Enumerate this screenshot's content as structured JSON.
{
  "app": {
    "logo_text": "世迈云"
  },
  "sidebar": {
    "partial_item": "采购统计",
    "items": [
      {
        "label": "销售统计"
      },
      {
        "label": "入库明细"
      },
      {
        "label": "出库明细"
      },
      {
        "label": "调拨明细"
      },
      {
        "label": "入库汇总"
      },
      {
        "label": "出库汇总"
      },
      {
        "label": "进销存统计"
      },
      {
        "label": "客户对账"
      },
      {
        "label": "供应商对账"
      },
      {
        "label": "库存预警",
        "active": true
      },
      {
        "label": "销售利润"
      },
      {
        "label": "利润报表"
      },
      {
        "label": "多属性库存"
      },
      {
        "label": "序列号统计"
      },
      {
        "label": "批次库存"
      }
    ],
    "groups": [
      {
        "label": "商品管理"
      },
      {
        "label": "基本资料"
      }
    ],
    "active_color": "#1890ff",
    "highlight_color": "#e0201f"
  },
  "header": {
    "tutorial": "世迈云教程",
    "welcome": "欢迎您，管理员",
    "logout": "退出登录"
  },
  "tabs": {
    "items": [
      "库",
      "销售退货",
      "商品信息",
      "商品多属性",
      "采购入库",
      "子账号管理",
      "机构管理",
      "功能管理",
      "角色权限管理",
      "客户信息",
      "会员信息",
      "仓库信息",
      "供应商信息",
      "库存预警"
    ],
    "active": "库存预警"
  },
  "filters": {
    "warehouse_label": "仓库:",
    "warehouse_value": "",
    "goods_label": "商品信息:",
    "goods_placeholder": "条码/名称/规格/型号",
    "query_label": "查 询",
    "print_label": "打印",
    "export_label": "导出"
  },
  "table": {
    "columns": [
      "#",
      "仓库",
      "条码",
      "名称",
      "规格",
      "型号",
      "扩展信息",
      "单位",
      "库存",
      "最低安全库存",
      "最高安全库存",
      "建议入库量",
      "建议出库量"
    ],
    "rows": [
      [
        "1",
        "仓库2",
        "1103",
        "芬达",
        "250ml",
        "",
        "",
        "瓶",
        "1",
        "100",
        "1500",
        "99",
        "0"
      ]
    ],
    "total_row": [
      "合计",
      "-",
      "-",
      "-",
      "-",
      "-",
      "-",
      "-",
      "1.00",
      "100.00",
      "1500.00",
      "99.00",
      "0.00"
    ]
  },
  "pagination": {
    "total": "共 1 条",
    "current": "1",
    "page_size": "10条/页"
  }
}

• WHAT YOU WILL DO:
Output all of the data again, exactly.

• ANSWER TO THE PROBLEM:
Enumerate this screenshot's content as structured JSON.
{
  "app": {
    "logo_text": "世迈云"
  },
  "sidebar": {
    "partial_item": "采购统计",
    "items": [
      {
        "label": "销售统计"
      },
      {
        "label": "入库明细"
      },
      {
        "label": "出库明细"
      },
      {
        "label": "调拨明细"
      },
      {
        "label": "入库汇总"
      },
      {
        "label": "出库汇总"
      },
      {
        "label": "进销存统计"
      },
      {
        "label": "客户对账"
      },
      {
        "label": "供应商对账"
      },
      {
        "label": "库存预警",
        "active": true
      },
      {
        "label": "销售利润"
      },
      {
        "label": "利润报表"
      },
      {
        "label": "多属性库存"
      },
      {
        "label": "序列号统计"
      },
      {
        "label": "批次库存"
      }
    ],
    "groups": [
      {
        "label": "商品管理"
      },
      {
        "label": "基本资料"
      }
    ],
    "active_color": "#1890ff",
    "highlight_color": "#e0201f"
  },
  "header": {
    "tutorial": "世迈云教程",
    "welcome": "欢迎您，管理员",
    "logout": "退出登录"
  },
  "tabs": {
    "items": [
      "库",
      "销售退货",
      "商品信息",
      "商品多属性",
      "采购入库",
      "子账号管理",
      "机构管理",
      "功能管理",
      "角色权限管理",
      "客户信息",
      "会员信息",
      "仓库信息",
      "供应商信息",
      "库存预警"
    ],
    "active": "库存预警"
  },
  "filters": {
    "warehouse_label": "仓库:",
    "warehouse_value": "",
    "goods_label": "商品信息:",
    "goods_placeholder": "条码/名称/规格/型号",
    "query_label": "查 询",
    "print_label": "打印",
    "export_label": "导出"
  },
  "table": {
    "columns": [
      "#",
      "仓库",
      "条码",
      "名称",
      "规格",
      "型号",
      "扩展信息",
      "单位",
      "库存",
      "最低安全库存",
      "最高安全库存",
      "建议入库量",
      "建议出库量"
    ],
    "rows": [
      [
        "1",
        "仓库2",
        "1103",
        "芬达",
        "250ml",
        "",
        "",
        "瓶",
        "1",
        "100",
        "1500",
        "99",
        "0"
      ]
    ],
    "total_row": [
      "合计",
      "-",
      "-",
      "-",
      "-",
      "-",
      "-",
      "-",
      "1.00",
      "100.00",
      "1500.00",
      "99.00",
      "0.00"
    ]
  },
  "pagination": {
    "total": "共 1 条",
    "current": "1",
    "page_size": "10条/页"
  }
}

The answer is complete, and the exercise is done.